═════ PROVIDED DATA ═════

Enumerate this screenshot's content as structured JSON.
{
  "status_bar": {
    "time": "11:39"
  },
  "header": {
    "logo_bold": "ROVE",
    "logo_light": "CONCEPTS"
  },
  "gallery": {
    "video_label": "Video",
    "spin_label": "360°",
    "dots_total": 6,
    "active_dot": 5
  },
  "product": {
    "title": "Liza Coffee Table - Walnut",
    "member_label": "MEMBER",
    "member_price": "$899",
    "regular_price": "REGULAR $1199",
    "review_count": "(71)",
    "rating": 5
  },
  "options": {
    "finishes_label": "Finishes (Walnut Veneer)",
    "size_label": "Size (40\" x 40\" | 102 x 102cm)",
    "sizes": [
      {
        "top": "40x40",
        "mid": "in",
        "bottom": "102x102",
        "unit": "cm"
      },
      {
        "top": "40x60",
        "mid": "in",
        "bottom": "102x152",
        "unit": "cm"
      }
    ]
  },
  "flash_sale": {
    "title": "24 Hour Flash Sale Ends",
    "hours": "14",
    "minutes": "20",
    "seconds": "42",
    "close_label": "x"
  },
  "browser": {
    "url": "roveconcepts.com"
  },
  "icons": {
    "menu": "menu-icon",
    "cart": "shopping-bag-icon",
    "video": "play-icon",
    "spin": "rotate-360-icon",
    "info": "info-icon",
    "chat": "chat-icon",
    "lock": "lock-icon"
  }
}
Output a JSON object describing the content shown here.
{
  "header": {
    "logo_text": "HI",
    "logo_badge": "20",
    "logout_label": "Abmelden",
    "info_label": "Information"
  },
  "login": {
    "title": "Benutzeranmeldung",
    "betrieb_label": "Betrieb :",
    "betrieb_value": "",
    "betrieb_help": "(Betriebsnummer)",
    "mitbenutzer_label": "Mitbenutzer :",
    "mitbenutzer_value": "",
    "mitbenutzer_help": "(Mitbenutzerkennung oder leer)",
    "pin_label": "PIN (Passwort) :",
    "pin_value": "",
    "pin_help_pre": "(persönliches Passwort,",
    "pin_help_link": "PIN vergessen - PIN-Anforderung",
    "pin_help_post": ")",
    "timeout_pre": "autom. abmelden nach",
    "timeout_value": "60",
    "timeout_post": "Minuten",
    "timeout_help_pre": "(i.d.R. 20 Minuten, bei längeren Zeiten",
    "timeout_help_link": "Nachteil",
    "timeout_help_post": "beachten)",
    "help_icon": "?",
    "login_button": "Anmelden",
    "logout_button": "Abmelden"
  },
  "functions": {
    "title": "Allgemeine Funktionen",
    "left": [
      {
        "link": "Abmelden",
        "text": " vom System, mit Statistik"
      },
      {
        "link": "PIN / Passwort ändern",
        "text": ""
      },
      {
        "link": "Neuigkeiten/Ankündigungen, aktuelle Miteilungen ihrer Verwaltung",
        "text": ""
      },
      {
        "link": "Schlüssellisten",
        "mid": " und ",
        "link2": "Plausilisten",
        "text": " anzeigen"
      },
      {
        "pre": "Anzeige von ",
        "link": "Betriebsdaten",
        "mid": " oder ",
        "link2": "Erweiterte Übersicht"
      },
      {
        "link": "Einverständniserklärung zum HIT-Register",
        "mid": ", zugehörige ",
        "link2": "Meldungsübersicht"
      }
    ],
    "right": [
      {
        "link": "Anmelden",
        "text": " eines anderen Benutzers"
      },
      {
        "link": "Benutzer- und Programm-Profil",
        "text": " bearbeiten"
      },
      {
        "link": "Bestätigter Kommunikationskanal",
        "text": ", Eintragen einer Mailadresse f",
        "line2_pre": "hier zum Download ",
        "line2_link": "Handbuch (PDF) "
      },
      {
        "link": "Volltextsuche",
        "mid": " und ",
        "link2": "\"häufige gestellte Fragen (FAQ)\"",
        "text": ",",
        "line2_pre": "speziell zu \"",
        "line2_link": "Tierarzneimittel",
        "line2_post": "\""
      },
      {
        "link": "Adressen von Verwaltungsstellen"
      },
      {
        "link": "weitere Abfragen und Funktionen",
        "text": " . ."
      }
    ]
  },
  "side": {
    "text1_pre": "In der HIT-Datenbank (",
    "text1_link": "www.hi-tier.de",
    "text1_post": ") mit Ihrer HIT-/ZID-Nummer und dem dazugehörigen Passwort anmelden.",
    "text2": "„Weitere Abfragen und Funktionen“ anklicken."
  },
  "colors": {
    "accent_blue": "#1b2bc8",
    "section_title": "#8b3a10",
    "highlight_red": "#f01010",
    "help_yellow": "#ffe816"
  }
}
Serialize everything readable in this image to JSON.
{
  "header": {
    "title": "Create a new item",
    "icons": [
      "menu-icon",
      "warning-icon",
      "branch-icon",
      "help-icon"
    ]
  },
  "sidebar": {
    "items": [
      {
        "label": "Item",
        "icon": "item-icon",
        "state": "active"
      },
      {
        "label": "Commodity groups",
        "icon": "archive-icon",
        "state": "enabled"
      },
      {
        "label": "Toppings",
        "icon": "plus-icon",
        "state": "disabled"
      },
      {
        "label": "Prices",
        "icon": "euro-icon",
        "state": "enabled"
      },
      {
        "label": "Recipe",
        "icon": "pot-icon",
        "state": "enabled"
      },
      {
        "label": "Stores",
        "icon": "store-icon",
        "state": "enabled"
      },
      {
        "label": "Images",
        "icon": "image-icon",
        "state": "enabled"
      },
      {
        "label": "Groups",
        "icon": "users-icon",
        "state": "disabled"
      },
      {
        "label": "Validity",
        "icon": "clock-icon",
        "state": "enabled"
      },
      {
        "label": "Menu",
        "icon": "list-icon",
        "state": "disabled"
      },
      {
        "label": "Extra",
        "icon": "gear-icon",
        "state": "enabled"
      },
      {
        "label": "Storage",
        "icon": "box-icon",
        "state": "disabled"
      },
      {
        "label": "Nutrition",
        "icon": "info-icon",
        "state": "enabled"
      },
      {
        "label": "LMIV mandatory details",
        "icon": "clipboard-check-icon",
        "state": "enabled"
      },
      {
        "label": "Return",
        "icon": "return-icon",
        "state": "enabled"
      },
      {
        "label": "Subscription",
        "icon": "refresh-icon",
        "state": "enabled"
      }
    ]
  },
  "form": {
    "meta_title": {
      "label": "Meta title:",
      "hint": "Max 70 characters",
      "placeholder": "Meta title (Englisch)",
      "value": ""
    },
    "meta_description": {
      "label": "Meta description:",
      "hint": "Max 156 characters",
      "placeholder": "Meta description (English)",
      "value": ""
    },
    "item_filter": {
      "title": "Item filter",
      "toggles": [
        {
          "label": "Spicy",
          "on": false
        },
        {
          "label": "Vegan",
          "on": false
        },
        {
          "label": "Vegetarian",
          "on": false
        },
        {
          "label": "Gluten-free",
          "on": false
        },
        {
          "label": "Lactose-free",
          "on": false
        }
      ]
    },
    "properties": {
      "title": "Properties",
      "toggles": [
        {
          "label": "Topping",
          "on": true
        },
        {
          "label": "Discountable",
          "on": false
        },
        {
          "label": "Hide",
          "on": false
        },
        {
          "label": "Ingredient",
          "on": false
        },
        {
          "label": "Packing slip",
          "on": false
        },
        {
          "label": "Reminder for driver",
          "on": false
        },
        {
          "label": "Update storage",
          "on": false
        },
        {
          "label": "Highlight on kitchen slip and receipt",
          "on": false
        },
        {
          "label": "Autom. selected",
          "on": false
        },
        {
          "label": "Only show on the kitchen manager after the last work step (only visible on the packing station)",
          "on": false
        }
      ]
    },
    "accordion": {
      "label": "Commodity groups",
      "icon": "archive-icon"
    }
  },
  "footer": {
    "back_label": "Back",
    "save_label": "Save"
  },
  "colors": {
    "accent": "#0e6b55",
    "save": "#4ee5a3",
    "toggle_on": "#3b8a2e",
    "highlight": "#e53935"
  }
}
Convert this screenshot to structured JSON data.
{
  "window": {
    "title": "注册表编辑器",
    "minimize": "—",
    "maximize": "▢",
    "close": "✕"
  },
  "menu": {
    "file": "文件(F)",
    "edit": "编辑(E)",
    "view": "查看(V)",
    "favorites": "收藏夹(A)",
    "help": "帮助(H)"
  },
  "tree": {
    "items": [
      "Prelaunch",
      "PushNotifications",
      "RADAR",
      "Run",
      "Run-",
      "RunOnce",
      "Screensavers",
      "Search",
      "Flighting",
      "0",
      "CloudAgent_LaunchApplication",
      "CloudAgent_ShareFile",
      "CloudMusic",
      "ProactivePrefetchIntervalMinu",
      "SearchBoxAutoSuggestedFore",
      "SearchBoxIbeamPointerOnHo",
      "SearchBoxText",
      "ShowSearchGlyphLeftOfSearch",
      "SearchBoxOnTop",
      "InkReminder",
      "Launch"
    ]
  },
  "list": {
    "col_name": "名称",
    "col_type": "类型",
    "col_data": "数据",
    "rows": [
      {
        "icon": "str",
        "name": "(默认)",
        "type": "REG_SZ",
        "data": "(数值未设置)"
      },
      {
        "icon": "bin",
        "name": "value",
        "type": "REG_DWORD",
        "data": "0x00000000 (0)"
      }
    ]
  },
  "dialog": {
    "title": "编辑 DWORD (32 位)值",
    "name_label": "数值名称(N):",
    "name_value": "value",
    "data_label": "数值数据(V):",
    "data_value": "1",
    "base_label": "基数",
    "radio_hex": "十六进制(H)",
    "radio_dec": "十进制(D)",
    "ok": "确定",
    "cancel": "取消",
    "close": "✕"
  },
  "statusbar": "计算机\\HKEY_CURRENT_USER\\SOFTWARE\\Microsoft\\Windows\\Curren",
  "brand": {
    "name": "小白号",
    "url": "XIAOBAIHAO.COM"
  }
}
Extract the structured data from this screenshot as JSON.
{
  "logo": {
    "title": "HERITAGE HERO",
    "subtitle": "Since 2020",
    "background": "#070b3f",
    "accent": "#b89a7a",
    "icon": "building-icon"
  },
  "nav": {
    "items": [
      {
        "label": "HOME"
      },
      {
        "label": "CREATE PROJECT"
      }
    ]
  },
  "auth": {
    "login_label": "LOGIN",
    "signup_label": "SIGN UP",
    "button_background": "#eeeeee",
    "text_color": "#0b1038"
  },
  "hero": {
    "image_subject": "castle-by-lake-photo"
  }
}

═════

**TASK TO CARRY OUT**
Note how many lines in the listing above hold the string "free", then give only that figure.

**ANSWER IN FULL**
2